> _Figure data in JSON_
════

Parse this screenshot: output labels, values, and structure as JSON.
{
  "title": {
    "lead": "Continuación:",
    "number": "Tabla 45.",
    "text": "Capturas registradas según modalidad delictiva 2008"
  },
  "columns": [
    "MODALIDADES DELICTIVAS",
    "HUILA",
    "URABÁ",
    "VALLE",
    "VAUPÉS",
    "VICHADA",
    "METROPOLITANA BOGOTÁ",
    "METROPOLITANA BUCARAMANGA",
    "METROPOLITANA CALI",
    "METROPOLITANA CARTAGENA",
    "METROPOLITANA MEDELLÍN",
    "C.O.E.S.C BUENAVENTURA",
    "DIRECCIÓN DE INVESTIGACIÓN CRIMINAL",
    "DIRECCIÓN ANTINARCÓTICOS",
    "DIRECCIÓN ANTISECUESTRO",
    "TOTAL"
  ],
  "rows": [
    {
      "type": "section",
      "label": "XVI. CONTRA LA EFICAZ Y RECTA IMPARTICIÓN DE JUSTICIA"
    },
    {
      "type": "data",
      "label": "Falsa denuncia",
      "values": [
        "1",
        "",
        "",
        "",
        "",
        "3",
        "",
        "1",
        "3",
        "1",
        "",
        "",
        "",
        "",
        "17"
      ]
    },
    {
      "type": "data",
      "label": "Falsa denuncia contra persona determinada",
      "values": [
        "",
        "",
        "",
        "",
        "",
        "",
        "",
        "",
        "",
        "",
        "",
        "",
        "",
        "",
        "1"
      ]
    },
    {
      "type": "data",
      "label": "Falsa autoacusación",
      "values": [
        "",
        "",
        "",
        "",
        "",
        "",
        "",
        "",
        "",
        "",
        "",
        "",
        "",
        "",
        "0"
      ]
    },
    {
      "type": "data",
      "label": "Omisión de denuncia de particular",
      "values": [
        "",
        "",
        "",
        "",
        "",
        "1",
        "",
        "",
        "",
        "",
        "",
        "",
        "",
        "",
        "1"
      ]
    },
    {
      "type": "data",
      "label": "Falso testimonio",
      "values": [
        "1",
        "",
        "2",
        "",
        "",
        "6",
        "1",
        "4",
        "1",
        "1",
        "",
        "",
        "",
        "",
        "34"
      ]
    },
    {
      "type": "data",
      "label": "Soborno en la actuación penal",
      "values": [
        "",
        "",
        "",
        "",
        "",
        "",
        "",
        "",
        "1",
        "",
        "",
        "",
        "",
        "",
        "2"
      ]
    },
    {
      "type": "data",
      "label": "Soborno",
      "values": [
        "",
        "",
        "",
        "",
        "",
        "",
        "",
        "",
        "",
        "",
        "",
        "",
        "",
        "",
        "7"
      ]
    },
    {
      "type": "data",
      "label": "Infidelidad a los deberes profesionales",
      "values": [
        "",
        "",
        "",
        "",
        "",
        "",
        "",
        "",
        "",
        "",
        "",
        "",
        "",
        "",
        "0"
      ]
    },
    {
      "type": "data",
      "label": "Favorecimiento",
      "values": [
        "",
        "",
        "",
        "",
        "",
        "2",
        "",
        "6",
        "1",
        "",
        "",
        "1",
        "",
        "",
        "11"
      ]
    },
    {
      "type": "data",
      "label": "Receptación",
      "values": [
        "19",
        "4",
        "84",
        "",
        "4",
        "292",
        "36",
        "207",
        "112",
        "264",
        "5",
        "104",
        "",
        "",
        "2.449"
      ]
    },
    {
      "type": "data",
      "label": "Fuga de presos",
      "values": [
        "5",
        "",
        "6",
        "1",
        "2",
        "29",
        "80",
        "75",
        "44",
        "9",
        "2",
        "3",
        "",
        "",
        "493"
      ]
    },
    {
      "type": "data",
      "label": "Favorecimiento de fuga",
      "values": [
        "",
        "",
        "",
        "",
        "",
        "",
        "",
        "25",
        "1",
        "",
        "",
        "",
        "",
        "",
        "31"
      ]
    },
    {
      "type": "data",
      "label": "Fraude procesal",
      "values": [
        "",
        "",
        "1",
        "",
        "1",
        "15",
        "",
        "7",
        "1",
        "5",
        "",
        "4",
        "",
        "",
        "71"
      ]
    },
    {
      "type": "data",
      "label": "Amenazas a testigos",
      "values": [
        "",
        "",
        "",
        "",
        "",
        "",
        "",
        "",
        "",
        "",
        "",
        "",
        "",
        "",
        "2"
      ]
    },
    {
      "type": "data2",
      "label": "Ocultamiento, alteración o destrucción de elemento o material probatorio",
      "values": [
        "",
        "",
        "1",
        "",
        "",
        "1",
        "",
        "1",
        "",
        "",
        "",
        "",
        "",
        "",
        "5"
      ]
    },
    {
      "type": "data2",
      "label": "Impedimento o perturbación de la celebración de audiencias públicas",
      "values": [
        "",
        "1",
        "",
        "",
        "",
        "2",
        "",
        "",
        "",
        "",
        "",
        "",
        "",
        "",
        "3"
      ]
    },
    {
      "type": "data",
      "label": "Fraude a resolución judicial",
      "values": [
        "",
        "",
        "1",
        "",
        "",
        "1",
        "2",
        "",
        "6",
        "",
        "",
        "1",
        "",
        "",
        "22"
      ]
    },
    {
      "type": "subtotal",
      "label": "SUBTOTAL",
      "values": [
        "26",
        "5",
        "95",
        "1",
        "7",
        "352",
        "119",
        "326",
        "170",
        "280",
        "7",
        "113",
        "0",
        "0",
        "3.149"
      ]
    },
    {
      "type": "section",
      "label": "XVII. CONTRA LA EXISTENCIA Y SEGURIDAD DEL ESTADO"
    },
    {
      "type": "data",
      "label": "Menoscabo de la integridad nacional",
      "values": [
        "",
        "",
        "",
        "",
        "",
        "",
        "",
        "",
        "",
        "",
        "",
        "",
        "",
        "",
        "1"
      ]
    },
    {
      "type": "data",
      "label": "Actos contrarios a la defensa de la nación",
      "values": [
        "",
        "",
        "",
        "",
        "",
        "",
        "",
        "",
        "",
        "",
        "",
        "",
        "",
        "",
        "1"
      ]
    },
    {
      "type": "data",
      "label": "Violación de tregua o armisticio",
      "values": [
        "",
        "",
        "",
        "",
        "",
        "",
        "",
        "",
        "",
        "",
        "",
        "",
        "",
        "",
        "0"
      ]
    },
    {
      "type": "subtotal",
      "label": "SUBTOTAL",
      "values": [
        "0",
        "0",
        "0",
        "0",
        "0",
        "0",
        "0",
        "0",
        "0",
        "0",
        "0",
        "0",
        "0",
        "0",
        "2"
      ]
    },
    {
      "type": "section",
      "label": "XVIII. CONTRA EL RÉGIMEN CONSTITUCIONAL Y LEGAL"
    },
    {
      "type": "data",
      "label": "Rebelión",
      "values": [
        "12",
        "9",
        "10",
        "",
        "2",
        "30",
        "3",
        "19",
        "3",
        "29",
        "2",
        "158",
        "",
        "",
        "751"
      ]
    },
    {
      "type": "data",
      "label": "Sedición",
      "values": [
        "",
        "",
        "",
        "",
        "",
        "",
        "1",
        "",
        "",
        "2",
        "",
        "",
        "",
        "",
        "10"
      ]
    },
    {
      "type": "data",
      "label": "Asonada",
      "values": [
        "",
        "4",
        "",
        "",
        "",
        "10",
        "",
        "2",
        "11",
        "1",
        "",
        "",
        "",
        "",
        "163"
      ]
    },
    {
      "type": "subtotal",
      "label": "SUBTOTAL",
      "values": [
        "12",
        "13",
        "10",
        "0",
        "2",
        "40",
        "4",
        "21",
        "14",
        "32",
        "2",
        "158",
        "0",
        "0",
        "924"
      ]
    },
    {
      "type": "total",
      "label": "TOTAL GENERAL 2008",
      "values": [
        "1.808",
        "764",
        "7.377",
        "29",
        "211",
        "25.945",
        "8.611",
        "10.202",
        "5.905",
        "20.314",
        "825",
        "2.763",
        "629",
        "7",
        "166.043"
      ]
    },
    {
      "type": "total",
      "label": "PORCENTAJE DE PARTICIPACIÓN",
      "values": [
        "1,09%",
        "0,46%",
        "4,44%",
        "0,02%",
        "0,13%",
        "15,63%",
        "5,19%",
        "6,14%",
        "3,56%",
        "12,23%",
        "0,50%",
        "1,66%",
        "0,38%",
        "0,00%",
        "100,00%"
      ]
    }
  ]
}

════

> _Exercise objective_
Copy each line of the preceding data that contains the string "Favorecimiento".

> _Solution for this task_
      "label": "Favorecimiento",
      "label": "Favorecimiento de fuga",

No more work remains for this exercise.